» **Provided records**

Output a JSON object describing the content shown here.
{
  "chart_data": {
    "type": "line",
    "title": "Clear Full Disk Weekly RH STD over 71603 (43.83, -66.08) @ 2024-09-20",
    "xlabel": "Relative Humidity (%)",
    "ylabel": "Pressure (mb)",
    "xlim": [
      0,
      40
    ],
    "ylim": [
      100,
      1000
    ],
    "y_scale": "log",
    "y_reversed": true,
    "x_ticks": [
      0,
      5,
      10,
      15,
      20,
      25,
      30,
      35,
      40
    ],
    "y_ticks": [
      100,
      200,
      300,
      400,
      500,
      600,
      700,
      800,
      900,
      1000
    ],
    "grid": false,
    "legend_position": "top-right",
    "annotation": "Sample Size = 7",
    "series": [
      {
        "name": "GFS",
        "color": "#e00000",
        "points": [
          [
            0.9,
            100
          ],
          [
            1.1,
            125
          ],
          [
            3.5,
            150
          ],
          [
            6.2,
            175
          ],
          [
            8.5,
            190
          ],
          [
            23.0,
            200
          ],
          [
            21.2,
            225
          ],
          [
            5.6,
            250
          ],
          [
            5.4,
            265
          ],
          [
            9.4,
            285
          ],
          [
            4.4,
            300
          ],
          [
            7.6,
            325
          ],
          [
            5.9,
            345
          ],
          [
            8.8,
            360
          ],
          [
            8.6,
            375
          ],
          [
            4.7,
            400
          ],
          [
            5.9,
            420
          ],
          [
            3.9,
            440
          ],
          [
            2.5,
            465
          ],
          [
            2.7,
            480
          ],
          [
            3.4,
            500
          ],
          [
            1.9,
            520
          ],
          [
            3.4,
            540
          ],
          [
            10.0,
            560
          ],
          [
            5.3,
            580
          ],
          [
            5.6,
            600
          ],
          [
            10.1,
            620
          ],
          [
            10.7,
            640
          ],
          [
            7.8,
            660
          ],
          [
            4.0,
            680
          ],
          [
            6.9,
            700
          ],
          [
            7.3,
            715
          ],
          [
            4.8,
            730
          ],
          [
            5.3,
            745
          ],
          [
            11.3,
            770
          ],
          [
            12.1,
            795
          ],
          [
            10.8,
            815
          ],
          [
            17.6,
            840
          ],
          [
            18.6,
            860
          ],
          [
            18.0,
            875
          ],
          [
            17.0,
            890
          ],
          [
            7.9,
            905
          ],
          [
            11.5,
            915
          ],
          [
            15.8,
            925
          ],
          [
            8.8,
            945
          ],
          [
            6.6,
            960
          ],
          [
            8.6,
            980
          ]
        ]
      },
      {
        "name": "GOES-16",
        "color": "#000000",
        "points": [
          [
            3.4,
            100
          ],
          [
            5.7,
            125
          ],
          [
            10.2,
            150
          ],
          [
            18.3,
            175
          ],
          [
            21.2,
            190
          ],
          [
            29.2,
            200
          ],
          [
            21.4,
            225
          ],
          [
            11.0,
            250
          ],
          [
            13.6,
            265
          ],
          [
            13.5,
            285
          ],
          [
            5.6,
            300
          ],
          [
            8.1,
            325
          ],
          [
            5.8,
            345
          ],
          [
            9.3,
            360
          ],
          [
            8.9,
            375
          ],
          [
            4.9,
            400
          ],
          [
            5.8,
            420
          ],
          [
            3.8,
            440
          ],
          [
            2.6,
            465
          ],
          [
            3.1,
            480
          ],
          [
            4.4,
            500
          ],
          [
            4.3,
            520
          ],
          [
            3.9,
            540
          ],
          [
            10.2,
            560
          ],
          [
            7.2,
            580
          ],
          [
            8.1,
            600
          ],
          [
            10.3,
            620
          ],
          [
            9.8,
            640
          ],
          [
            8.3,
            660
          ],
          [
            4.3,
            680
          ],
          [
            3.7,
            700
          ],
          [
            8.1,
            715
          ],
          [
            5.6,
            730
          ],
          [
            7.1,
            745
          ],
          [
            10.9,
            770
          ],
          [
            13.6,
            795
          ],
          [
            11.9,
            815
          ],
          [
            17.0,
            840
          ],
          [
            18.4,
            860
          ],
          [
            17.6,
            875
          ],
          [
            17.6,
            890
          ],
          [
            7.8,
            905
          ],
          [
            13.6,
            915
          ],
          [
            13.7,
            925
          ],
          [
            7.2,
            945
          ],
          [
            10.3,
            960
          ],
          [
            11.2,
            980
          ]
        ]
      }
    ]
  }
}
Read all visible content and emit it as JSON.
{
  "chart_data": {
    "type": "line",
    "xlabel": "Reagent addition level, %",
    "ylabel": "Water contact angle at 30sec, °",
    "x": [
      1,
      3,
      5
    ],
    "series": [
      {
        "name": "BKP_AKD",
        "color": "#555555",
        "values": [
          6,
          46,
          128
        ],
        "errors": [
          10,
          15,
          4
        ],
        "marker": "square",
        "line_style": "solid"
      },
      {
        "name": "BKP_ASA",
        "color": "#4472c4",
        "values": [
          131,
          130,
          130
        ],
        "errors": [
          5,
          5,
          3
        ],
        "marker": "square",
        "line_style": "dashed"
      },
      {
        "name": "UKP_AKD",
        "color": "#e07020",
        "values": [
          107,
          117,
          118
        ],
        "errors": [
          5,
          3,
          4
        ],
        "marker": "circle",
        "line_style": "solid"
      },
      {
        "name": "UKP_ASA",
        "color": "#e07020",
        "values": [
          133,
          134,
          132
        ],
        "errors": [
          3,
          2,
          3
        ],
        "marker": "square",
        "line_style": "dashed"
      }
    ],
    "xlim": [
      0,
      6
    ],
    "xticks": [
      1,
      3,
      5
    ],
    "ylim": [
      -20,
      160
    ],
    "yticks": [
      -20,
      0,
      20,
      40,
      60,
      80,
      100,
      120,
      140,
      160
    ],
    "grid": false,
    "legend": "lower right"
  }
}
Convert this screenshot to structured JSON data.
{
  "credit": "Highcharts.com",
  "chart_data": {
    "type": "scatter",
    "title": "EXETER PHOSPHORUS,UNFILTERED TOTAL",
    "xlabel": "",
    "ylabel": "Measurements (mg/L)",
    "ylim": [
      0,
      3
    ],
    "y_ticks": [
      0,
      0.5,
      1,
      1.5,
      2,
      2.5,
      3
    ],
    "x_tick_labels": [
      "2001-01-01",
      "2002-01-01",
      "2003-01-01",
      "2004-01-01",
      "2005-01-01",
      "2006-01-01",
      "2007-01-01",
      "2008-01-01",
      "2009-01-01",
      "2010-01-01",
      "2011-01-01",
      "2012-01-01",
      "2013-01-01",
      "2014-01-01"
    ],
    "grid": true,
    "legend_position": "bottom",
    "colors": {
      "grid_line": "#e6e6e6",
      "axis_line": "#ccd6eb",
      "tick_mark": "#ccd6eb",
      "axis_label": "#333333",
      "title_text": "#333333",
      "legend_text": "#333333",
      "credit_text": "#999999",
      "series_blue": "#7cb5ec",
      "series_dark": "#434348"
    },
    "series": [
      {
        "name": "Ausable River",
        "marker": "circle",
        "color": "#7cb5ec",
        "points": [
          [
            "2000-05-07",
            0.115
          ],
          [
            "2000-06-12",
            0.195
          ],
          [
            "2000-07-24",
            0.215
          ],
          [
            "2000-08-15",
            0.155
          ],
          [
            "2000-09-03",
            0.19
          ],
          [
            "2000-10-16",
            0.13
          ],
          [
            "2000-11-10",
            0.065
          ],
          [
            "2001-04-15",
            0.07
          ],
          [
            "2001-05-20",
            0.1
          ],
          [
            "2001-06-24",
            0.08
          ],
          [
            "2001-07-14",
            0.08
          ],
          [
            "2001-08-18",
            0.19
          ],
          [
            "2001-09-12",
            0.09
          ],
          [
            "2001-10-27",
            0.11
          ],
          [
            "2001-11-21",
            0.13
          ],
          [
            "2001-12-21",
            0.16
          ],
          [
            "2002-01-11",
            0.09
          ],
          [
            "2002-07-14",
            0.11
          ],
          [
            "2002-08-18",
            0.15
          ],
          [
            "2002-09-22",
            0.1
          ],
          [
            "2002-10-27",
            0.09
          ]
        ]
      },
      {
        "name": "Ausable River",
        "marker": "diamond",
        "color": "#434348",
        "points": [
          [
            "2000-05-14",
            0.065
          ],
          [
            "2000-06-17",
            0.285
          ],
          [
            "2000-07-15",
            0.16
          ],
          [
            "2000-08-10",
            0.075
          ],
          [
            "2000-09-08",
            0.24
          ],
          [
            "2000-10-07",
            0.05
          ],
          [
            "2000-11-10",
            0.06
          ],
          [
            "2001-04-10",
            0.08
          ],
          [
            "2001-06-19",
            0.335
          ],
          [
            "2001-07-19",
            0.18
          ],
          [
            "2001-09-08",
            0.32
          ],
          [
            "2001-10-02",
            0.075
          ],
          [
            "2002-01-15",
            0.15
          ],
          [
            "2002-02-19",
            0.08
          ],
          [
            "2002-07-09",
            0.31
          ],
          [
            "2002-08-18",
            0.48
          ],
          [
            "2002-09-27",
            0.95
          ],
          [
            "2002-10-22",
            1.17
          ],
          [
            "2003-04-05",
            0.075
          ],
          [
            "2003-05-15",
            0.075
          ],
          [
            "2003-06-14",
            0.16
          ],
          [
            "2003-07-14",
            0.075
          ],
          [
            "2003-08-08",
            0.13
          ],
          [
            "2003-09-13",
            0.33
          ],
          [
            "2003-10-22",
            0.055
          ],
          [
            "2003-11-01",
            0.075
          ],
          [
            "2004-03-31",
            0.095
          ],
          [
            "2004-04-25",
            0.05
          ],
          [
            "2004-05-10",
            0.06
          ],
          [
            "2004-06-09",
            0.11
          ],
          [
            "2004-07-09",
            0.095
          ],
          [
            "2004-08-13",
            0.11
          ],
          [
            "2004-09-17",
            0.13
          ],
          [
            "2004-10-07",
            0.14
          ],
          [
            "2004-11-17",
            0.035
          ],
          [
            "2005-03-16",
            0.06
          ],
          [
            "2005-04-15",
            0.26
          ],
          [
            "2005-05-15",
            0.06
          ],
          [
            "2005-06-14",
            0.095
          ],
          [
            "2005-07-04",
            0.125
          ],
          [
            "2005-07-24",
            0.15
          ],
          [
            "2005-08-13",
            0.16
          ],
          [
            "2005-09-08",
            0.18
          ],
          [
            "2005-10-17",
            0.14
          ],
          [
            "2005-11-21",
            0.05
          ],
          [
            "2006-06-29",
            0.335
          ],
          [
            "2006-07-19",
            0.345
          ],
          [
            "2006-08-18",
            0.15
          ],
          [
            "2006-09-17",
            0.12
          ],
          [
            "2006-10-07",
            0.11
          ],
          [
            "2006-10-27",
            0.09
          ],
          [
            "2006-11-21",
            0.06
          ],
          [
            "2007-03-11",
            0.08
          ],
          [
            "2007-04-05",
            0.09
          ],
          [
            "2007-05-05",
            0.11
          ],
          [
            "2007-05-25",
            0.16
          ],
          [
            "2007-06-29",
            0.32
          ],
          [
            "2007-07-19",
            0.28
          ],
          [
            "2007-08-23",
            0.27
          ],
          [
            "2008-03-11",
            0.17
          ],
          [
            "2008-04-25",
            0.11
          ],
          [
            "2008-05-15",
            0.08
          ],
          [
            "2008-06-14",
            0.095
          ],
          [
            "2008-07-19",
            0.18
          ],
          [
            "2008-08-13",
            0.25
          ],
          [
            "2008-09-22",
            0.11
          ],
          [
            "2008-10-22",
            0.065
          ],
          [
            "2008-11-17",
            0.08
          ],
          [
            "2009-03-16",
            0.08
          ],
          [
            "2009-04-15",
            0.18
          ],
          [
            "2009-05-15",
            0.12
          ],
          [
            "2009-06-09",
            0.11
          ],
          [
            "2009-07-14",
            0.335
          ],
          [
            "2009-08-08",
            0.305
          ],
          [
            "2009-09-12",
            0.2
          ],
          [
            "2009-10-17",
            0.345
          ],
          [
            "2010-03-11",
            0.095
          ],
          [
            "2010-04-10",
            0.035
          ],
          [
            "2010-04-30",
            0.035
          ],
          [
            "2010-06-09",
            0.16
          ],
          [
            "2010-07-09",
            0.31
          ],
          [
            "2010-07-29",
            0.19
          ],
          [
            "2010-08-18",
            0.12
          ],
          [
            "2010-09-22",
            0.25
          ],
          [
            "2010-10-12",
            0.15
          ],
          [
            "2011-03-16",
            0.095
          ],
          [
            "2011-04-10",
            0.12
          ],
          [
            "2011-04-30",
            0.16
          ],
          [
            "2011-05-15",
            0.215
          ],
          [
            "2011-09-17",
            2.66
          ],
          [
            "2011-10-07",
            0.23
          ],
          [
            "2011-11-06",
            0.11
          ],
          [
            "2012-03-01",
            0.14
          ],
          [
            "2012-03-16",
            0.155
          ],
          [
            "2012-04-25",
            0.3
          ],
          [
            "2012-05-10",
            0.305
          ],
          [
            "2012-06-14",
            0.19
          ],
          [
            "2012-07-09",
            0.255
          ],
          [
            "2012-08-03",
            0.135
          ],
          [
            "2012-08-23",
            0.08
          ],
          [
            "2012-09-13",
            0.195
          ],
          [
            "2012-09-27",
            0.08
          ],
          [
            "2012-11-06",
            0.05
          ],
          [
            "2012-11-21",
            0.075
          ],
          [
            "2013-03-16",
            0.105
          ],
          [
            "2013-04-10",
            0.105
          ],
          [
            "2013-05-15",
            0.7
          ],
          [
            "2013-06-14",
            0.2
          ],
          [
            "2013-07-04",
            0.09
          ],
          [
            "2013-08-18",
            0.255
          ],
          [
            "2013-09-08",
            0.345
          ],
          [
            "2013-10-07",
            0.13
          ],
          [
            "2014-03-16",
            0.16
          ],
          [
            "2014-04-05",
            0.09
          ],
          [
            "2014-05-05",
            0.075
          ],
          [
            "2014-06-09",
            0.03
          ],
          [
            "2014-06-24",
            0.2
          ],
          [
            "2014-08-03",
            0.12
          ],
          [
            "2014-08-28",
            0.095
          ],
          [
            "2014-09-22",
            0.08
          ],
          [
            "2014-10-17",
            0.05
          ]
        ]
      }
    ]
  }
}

» **Problem to solve**
Among the entries, how many lines contain the string "xlabel"? Give the number without anything else.

» **Worked answer**
3